Task statement: How many lines in the entries below include the string "EBAF"? Answer with the number only.
%%
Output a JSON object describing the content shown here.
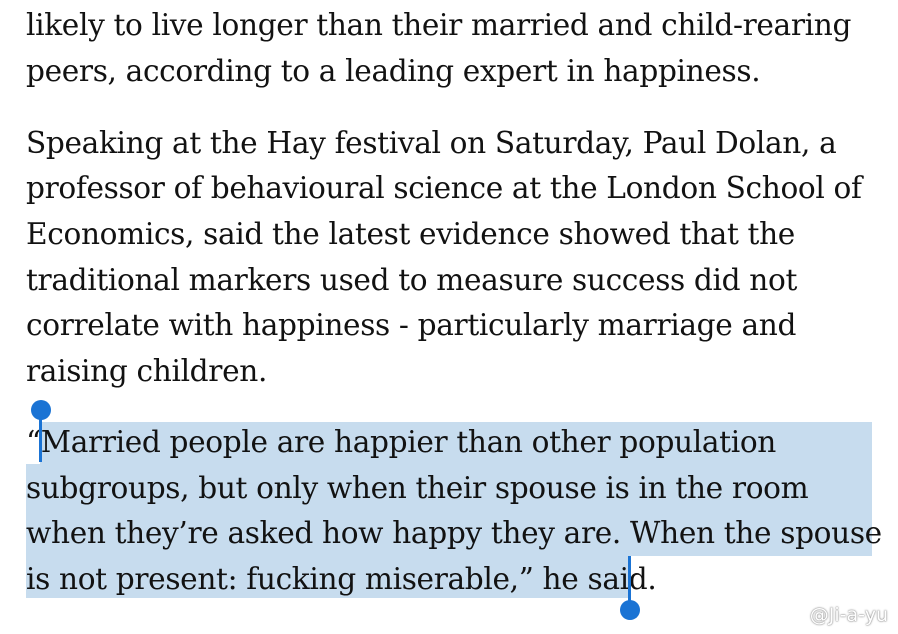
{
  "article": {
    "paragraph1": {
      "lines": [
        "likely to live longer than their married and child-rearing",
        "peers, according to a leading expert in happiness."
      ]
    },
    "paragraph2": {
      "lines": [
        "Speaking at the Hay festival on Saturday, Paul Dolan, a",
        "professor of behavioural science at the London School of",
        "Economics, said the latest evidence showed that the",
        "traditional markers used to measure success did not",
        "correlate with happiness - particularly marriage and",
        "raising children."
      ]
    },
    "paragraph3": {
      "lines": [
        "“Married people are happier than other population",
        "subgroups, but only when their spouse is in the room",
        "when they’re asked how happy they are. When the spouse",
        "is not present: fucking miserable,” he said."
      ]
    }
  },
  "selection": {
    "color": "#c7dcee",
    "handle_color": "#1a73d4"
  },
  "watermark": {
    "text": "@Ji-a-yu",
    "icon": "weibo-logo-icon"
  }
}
%%
%%
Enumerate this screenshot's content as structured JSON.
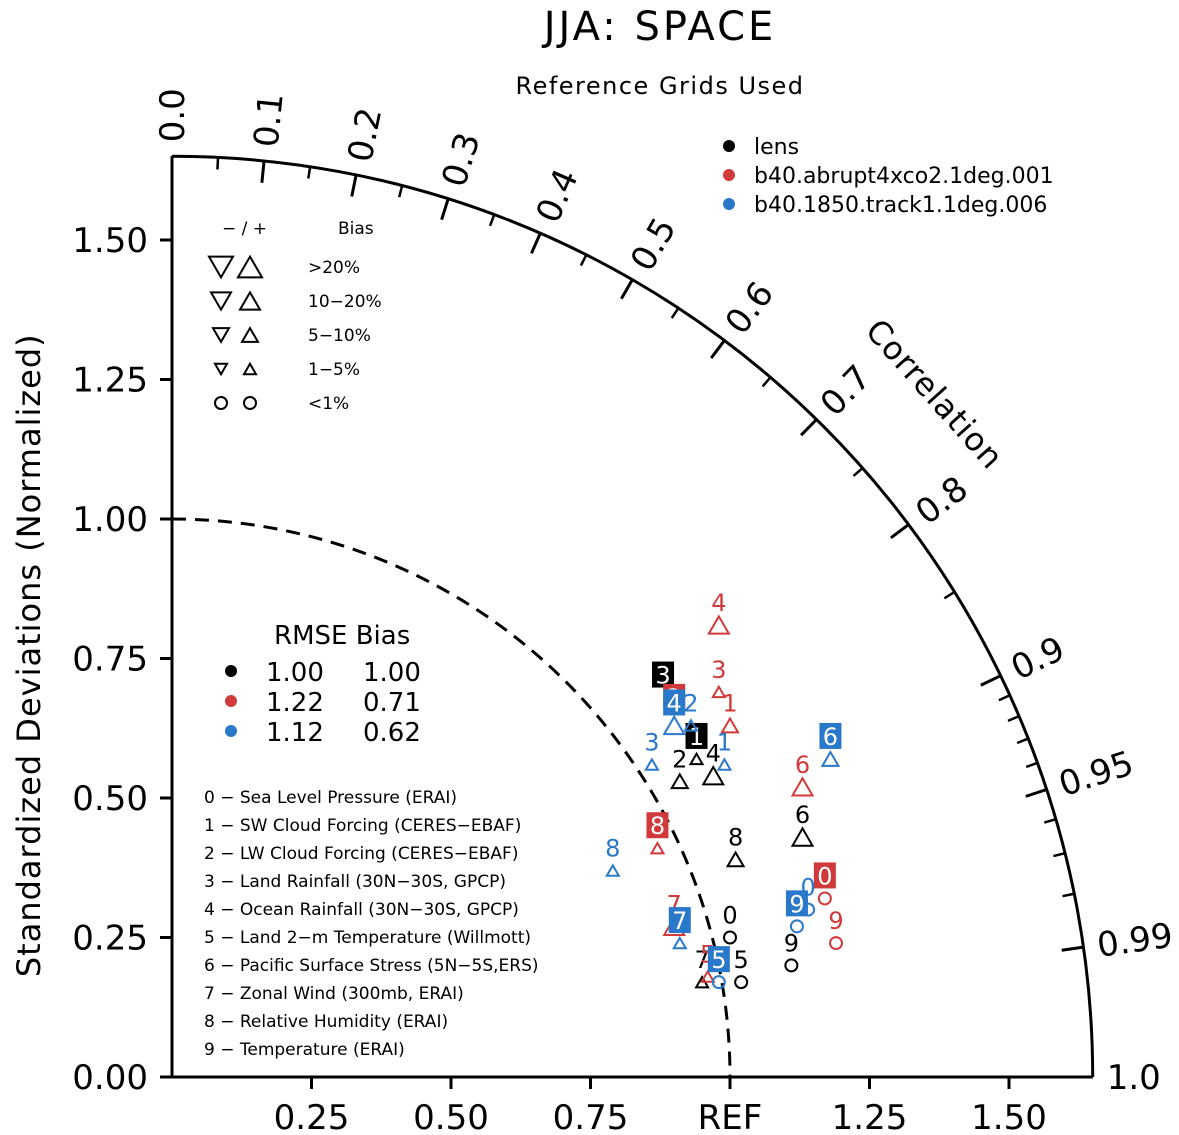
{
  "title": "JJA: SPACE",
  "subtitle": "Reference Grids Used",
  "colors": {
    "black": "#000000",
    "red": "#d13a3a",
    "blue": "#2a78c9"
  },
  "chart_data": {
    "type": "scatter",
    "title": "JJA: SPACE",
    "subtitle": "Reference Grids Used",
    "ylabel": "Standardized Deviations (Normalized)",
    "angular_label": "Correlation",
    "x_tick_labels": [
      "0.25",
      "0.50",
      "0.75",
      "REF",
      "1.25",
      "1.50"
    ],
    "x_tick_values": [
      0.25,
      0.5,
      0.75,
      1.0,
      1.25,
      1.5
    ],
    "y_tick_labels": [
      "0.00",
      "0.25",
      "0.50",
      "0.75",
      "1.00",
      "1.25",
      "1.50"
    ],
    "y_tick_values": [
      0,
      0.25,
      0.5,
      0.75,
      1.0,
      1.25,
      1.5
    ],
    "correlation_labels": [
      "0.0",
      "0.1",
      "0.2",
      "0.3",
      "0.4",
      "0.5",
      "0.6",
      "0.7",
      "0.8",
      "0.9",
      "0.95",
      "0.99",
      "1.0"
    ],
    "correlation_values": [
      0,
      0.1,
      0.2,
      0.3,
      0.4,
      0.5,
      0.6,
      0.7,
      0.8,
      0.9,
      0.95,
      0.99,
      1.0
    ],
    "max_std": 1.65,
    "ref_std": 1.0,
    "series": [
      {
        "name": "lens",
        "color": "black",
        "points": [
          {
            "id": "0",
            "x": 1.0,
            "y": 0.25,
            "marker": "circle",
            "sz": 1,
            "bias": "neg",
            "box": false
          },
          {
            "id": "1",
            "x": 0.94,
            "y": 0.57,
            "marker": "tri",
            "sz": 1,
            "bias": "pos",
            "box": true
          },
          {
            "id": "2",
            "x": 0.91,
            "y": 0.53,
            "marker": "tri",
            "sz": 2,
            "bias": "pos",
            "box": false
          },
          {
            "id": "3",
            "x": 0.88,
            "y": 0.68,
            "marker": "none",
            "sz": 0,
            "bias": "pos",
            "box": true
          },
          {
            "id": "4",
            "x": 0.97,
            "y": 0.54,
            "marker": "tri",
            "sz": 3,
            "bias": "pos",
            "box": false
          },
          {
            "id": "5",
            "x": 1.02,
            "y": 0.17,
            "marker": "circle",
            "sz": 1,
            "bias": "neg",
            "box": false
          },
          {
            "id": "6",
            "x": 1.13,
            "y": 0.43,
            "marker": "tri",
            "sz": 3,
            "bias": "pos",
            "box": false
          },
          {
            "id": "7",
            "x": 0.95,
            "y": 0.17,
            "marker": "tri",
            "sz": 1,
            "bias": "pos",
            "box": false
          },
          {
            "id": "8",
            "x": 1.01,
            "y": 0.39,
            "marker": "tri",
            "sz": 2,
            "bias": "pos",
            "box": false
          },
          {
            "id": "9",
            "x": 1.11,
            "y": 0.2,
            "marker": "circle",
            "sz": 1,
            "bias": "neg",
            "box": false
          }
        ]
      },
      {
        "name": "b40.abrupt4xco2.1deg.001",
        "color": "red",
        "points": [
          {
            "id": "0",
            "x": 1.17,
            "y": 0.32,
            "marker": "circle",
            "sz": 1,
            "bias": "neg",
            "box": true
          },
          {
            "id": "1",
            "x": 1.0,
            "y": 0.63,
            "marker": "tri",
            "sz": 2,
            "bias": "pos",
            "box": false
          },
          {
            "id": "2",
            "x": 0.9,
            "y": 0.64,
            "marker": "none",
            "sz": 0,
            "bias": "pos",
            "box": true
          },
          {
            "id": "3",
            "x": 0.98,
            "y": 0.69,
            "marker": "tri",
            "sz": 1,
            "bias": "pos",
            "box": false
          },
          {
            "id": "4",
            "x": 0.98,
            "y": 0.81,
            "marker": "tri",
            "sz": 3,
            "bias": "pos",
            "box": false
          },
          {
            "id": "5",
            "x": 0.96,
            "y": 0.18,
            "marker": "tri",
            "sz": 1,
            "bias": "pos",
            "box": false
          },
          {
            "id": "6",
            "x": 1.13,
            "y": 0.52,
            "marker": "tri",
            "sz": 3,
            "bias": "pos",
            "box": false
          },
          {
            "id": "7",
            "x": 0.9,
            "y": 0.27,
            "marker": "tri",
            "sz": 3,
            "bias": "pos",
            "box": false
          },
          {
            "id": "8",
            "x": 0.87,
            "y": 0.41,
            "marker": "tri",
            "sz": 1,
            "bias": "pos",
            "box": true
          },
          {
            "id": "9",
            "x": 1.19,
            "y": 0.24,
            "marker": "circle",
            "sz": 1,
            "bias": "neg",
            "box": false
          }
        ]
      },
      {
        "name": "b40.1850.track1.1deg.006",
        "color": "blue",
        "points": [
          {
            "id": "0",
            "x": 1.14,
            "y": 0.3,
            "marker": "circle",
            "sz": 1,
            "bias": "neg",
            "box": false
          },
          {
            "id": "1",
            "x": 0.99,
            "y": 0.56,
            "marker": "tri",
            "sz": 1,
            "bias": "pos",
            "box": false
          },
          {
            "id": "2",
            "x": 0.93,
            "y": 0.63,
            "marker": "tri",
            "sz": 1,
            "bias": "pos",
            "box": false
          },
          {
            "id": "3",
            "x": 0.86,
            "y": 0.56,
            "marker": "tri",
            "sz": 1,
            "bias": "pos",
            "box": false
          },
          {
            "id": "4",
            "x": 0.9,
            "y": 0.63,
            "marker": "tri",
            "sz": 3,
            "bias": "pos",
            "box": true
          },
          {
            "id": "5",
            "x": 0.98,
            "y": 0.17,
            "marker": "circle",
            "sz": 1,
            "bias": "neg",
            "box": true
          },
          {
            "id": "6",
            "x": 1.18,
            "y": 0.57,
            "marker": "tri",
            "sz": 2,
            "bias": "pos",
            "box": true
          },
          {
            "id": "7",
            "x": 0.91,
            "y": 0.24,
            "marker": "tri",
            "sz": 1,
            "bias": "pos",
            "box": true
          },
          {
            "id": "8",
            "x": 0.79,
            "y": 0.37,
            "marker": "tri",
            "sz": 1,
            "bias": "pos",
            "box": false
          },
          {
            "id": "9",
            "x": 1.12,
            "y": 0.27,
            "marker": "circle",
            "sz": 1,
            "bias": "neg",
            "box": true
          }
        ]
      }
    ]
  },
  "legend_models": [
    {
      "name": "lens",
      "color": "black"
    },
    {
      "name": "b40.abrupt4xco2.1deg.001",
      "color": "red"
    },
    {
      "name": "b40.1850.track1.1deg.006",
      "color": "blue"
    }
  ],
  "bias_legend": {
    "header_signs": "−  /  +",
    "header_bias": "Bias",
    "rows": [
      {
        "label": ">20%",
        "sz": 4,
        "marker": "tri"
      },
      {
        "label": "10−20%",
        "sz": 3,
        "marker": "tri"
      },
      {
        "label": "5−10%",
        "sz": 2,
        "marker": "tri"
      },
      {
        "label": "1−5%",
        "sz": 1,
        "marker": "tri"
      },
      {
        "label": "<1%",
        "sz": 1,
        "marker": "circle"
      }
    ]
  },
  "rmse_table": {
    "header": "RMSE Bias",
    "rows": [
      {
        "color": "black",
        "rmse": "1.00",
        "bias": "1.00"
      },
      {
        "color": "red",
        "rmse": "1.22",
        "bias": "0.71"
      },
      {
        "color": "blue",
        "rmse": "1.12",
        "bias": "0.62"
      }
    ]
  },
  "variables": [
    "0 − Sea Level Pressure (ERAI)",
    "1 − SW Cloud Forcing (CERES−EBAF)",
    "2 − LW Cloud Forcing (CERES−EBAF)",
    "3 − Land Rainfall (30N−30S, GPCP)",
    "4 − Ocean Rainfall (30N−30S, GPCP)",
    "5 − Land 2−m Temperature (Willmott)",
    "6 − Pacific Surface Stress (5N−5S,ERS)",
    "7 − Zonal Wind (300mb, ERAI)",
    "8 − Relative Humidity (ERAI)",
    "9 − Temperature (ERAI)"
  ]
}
%%
Written solution: 2